■ **Objective**:
Could you transcribe the material below exactly, without leaving out a single line?

Data excerpts:
--
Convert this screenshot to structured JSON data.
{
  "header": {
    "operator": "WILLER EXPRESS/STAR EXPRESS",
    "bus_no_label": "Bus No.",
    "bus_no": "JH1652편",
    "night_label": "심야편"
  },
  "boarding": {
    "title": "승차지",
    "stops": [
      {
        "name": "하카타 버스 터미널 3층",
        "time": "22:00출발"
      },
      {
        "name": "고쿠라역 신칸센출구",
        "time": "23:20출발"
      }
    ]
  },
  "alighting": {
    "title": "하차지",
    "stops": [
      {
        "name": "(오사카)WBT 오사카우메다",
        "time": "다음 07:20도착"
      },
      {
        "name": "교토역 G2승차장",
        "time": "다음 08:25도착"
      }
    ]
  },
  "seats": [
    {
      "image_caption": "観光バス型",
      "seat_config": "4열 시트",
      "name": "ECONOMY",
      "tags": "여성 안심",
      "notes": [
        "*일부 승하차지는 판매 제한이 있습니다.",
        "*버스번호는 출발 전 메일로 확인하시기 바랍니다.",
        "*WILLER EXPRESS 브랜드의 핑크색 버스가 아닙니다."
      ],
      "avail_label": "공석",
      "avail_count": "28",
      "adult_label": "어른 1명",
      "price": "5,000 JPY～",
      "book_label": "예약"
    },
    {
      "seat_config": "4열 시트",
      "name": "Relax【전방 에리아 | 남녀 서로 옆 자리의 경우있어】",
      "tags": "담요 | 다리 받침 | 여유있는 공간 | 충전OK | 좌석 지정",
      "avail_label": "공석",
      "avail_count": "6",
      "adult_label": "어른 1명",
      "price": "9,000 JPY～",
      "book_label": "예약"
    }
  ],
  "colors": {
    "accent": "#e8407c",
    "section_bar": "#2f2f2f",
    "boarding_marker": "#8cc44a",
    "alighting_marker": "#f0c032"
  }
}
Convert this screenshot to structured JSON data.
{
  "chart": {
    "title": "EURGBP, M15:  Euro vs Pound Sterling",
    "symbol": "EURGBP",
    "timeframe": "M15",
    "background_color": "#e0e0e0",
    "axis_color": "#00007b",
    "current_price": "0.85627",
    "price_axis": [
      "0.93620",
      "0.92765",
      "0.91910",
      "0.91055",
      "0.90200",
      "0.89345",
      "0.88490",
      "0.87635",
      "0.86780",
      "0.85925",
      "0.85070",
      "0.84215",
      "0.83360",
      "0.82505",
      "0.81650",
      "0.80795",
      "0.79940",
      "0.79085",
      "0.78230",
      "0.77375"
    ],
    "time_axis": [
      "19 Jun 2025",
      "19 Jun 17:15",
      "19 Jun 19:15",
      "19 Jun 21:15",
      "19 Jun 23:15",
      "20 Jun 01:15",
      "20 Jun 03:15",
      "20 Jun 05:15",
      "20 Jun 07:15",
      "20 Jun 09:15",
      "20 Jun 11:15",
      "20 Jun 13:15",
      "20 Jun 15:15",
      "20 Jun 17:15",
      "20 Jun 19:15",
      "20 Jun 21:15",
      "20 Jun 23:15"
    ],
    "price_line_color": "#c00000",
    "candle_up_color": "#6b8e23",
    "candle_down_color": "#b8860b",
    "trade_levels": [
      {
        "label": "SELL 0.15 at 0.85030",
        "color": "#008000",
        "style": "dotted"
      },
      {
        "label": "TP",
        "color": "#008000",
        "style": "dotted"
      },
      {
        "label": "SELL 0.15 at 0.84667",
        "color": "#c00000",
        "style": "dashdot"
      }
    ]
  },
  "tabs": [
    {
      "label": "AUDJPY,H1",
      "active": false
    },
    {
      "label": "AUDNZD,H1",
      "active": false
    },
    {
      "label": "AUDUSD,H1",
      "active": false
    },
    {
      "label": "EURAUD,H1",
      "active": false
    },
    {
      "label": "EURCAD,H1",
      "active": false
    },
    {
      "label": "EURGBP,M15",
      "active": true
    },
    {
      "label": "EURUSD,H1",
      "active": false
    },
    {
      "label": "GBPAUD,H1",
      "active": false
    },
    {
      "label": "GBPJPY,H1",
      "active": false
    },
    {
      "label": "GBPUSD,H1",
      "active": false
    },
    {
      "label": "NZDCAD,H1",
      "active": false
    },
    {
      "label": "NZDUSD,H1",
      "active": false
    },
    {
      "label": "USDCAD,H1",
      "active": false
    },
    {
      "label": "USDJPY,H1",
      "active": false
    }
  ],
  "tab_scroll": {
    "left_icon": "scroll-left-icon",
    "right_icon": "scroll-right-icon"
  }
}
--
■ **Reply to the task**:
Convert this screenshot to structured JSON data.
{
  "header": {
    "operator": "WILLER EXPRESS/STAR EXPRESS",
    "bus_no_label": "Bus No.",
    "bus_no": "JH1652편",
    "night_label": "심야편"
  },
  "boarding": {
    "title": "승차지",
    "stops": [
      {
        "name": "하카타 버스 터미널 3층",
        "time": "22:00출발"
      },
      {
        "name": "고쿠라역 신칸센출구",
        "time": "23:20출발"
      }
    ]
  },
  "alighting": {
    "title": "하차지",
    "stops": [
      {
        "name": "(오사카)WBT 오사카우메다",
        "time": "다음 07:20도착"
      },
      {
        "name": "교토역 G2승차장",
        "time": "다음 08:25도착"
      }
    ]
  },
  "seats": [
    {
      "image_caption": "観光バス型",
      "seat_config": "4열 시트",
      "name": "ECONOMY",
      "tags": "여성 안심",
      "notes": [
        "*일부 승하차지는 판매 제한이 있습니다.",
        "*버스번호는 출발 전 메일로 확인하시기 바랍니다.",
        "*WILLER EXPRESS 브랜드의 핑크색 버스가 아닙니다."
      ],
      "avail_label": "공석",
      "avail_count": "28",
      "adult_label": "어른 1명",
      "price": "5,000 JPY～",
      "book_label": "예약"
    },
    {
      "seat_config": "4열 시트",
      "name": "Relax【전방 에리아 | 남녀 서로 옆 자리의 경우있어】",
      "tags": "담요 | 다리 받침 | 여유있는 공간 | 충전OK | 좌석 지정",
      "avail_label": "공석",
      "avail_count": "6",
      "adult_label": "어른 1명",
      "price": "9,000 JPY～",
      "book_label": "예약"
    }
  ],
  "colors": {
    "accent": "#e8407c",
    "section_bar": "#2f2f2f",
    "boarding_marker": "#8cc44a",
    "alighting_marker": "#f0c032"
  }
}
Convert this screenshot to structured JSON data.
{
  "chart": {
    "title": "EURGBP, M15:  Euro vs Pound Sterling",
    "symbol": "EURGBP",
    "timeframe": "M15",
    "background_color": "#e0e0e0",
    "axis_color": "#00007b",
    "current_price": "0.85627",
    "price_axis": [
      "0.93620",
      "0.92765",
      "0.91910",
      "0.91055",
      "0.90200",
      "0.89345",
      "0.88490",
      "0.87635",
      "0.86780",
      "0.85925",
      "0.85070",
      "0.84215",
      "0.83360",
      "0.82505",
      "0.81650",
      "0.80795",
      "0.79940",
      "0.79085",
      "0.78230",
      "0.77375"
    ],
    "time_axis": [
      "19 Jun 2025",
      "19 Jun 17:15",
      "19 Jun 19:15",
      "19 Jun 21:15",
      "19 Jun 23:15",
      "20 Jun 01:15",
      "20 Jun 03:15",
      "20 Jun 05:15",
      "20 Jun 07:15",
      "20 Jun 09:15",
      "20 Jun 11:15",
      "20 Jun 13:15",
      "20 Jun 15:15",
      "20 Jun 17:15",
      "20 Jun 19:15",
      "20 Jun 21:15",
      "20 Jun 23:15"
    ],
    "price_line_color": "#c00000",
    "candle_up_color": "#6b8e23",
    "candle_down_color": "#b8860b",
    "trade_levels": [
      {
        "label": "SELL 0.15 at 0.85030",
        "color": "#008000",
        "style": "dotted"
      },
      {
        "label": "TP",
        "color": "#008000",
        "style": "dotted"
      },
      {
        "label": "SELL 0.15 at 0.84667",
        "color": "#c00000",
        "style": "dashdot"
      }
    ]
  },
  "tabs": [
    {
      "label": "AUDJPY,H1",
      "active": false
    },
    {
      "label": "AUDNZD,H1",
      "active": false
    },
    {
      "label": "AUDUSD,H1",
      "active": false
    },
    {
      "label": "EURAUD,H1",
      "active": false
    },
    {
      "label": "EURCAD,H1",
      "active": false
    },
    {
      "label": "EURGBP,M15",
      "active": true
    },
    {
      "label": "EURUSD,H1",
      "active": false
    },
    {
      "label": "GBPAUD,H1",
      "active": false
    },
    {
      "label": "GBPJPY,H1",
      "active": false
    },
    {
      "label": "GBPUSD,H1",
      "active": false
    },
    {
      "label": "NZDCAD,H1",
      "active": false
    },
    {
      "label": "NZDUSD,H1",
      "active": false
    },
    {
      "label": "USDCAD,H1",
      "active": false
    },
    {
      "label": "USDJPY,H1",
      "active": false
    }
  ],
  "tab_scroll": {
    "left_icon": "scroll-left-icon",
    "right_icon": "scroll-right-icon"
  }
}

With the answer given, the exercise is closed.